* [What you need to do]
Copy the lines of the items word for word, from the line containing "Patent image size: (994, 1233)." through the last line of the items, both included.

--- Provided information ---

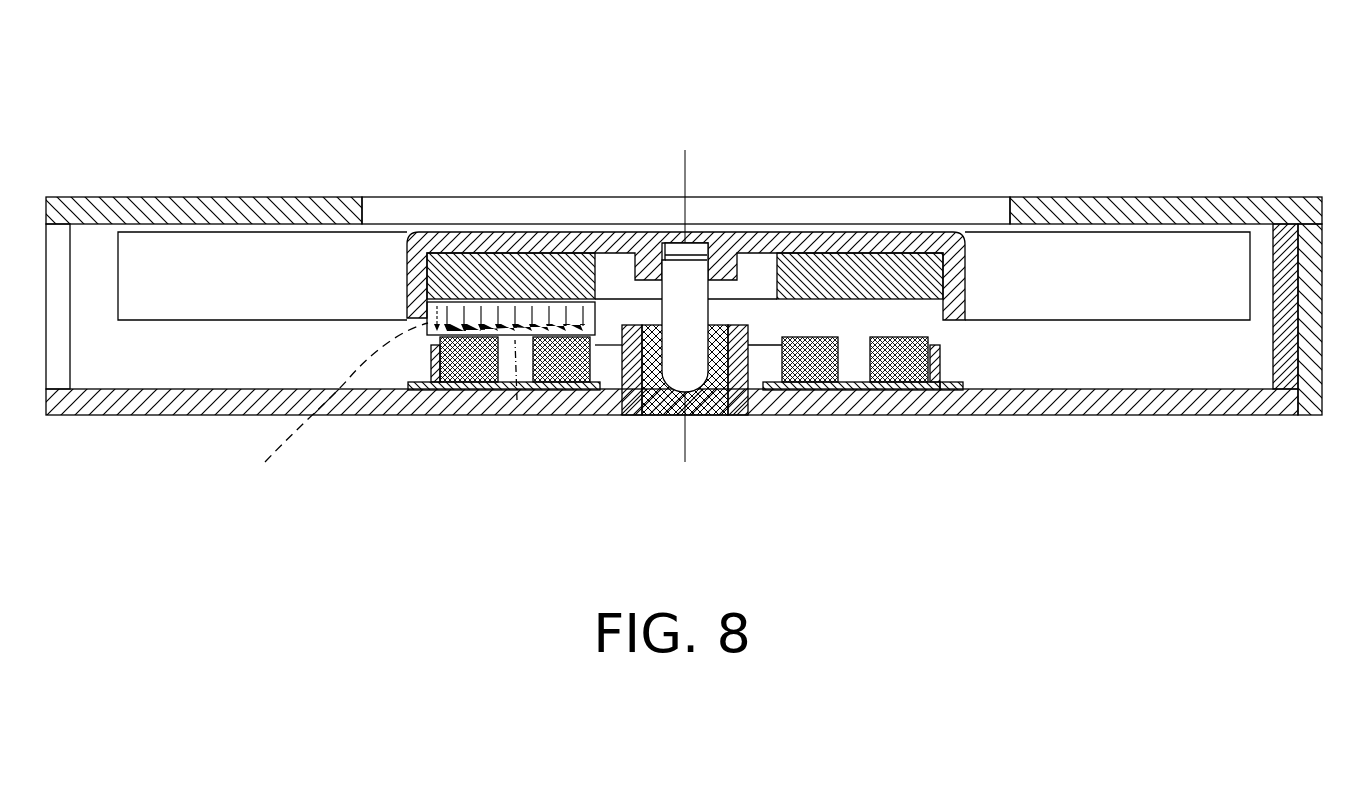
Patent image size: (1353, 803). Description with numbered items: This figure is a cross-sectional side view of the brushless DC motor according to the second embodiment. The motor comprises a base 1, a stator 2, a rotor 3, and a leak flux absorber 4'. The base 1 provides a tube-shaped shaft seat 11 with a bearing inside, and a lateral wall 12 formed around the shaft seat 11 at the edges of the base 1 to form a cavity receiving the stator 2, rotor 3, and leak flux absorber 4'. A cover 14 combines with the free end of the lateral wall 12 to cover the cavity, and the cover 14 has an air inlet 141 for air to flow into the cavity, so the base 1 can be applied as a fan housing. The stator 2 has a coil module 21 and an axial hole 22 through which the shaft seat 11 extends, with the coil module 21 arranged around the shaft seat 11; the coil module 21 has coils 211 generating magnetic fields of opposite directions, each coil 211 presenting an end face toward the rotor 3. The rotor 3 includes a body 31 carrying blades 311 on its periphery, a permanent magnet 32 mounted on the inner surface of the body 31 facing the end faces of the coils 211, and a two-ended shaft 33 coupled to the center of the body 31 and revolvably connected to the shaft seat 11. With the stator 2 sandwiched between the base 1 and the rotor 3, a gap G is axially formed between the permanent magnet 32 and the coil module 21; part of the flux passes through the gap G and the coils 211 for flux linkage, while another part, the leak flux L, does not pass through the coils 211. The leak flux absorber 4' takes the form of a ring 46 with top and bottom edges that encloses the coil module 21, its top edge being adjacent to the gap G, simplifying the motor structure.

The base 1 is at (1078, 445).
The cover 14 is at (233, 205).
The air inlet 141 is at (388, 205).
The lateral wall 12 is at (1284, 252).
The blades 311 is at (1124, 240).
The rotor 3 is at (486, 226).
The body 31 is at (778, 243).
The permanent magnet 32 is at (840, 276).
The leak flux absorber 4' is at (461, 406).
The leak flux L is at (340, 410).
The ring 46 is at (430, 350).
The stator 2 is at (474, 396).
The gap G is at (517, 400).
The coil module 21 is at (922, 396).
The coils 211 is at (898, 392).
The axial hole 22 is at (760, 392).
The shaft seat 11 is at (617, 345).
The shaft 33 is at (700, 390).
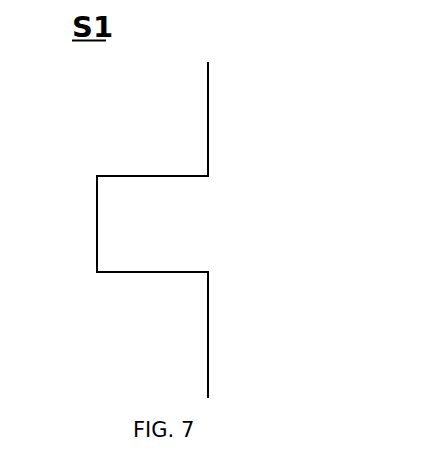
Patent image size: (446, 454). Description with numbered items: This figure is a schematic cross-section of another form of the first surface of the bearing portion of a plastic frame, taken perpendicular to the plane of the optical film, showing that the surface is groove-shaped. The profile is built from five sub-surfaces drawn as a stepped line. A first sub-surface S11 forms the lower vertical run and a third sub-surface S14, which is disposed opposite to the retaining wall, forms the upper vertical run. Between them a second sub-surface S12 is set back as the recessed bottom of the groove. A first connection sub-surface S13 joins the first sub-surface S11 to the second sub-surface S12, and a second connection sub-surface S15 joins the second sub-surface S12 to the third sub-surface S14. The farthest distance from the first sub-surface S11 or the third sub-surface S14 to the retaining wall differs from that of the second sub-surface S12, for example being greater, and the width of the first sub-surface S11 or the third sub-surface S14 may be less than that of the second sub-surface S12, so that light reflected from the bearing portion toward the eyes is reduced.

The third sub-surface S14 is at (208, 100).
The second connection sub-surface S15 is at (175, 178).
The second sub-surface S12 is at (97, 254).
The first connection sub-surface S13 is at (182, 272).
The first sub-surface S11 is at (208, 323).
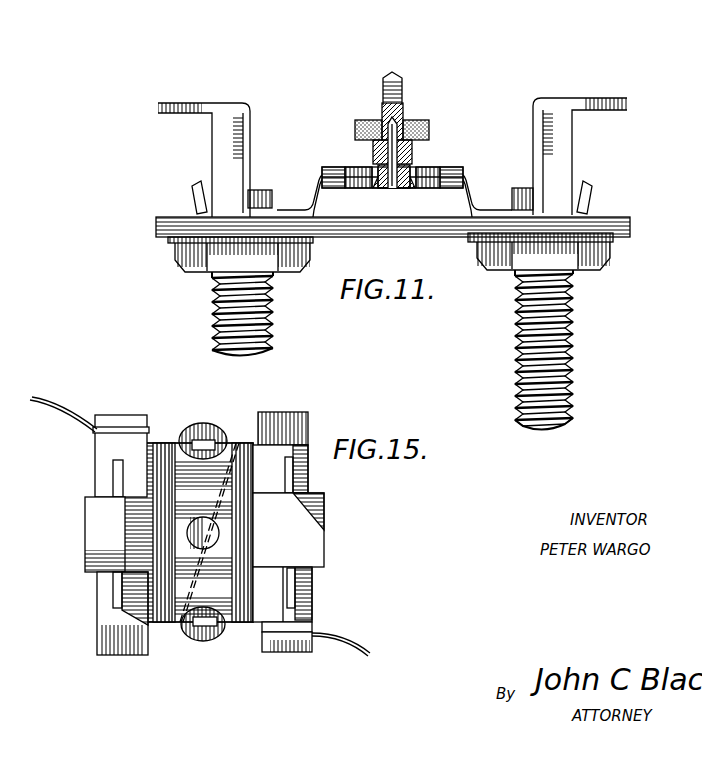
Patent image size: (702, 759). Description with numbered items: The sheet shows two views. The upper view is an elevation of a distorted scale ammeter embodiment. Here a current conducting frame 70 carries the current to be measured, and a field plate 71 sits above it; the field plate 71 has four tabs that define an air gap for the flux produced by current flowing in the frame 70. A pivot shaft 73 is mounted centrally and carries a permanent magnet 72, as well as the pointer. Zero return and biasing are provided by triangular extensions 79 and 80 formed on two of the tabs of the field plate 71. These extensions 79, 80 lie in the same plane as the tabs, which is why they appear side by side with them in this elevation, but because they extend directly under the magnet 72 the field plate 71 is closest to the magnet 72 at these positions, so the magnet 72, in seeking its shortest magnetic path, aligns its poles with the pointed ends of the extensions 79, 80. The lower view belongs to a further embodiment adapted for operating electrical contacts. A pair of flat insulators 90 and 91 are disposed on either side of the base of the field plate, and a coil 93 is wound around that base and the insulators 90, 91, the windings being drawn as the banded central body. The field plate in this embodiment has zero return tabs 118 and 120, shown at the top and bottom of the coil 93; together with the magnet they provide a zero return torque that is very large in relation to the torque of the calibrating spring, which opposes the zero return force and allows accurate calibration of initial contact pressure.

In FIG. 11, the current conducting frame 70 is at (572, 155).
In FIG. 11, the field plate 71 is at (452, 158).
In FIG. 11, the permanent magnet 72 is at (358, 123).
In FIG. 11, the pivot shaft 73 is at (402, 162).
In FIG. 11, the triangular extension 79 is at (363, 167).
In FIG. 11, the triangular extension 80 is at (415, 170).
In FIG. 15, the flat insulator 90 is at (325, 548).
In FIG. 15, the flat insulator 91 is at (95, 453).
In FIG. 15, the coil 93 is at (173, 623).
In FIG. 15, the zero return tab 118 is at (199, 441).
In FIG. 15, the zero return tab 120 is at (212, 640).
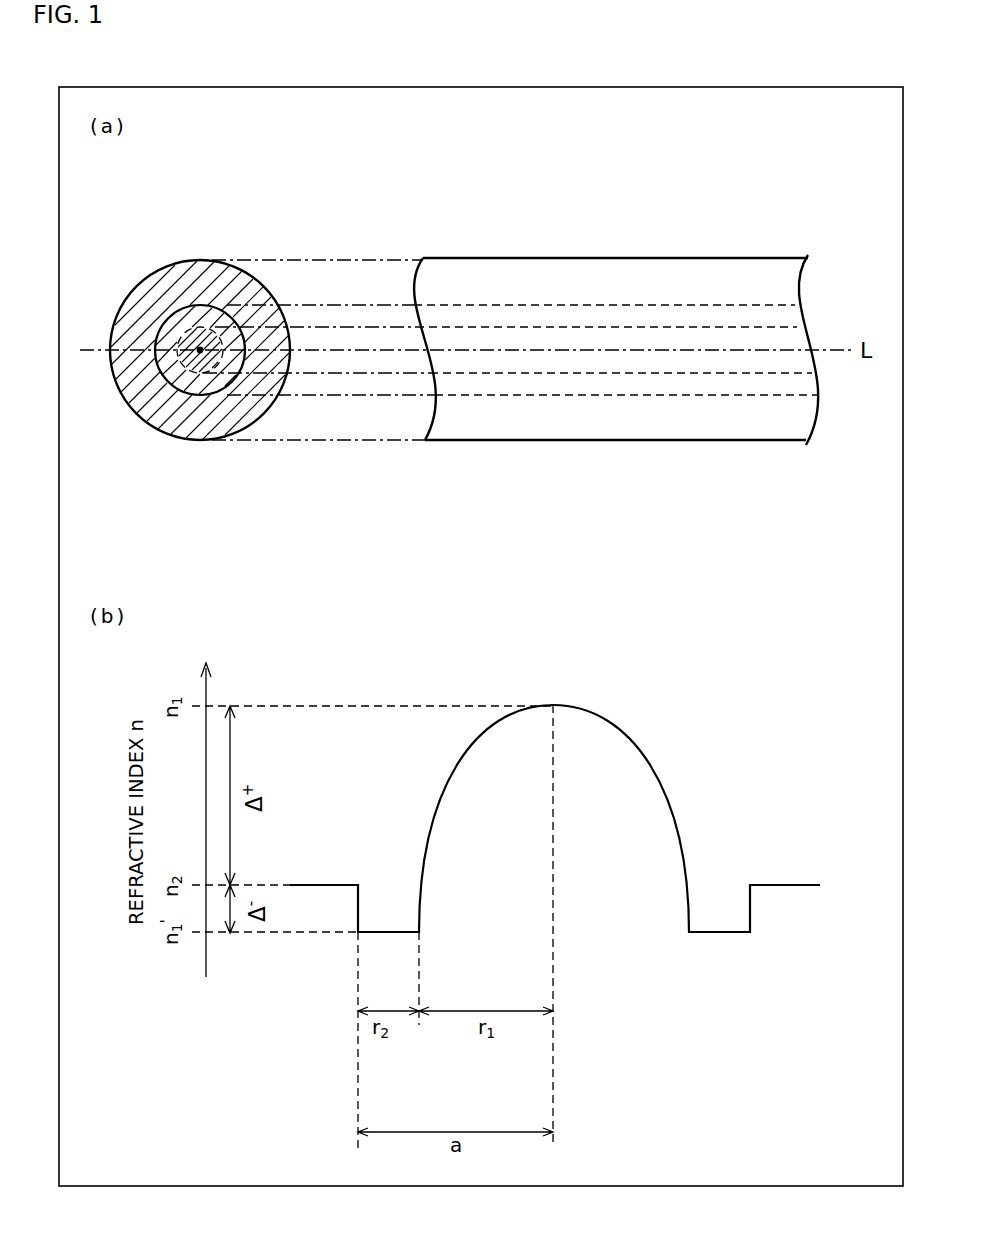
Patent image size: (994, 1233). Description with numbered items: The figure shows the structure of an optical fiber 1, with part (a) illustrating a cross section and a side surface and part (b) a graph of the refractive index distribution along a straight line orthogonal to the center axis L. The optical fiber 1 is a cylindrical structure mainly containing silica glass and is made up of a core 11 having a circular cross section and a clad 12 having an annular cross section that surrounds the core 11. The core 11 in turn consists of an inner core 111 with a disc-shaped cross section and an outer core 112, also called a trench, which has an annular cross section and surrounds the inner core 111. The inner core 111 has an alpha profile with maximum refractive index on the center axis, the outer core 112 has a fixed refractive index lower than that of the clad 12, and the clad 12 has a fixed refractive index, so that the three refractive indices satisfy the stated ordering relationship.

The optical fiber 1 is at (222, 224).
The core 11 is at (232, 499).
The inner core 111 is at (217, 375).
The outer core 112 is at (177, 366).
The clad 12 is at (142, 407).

---

* [Solution]
Patent image size: (994, 1233). Description with numbered items: The figure shows the structure of an optical fiber 1, with part (a) illustrating a cross section and a side surface and part (b) a graph of the refractive index distribution along a straight line orthogonal to the center axis L. The optical fiber 1 is a cylindrical structure mainly containing silica glass and is made up of a core 11 having a circular cross section and a clad 12 having an annular cross section that surrounds the core 11. The core 11 in turn consists of an inner core 111 with a disc-shaped cross section and an outer core 112, also called a trench, which has an annular cross section and surrounds the inner core 111. The inner core 111 has an alpha profile with maximum refractive index on the center axis, the outer core 112 has a fixed refractive index lower than that of the clad 12, and the clad 12 has a fixed refractive index, so that the three refractive indices satisfy the stated ordering relationship.

The optical fiber 1 is at (222, 224).
The core 11 is at (232, 499).
The inner core 111 is at (217, 375).
The outer core 112 is at (177, 366).
The clad 12 is at (142, 407).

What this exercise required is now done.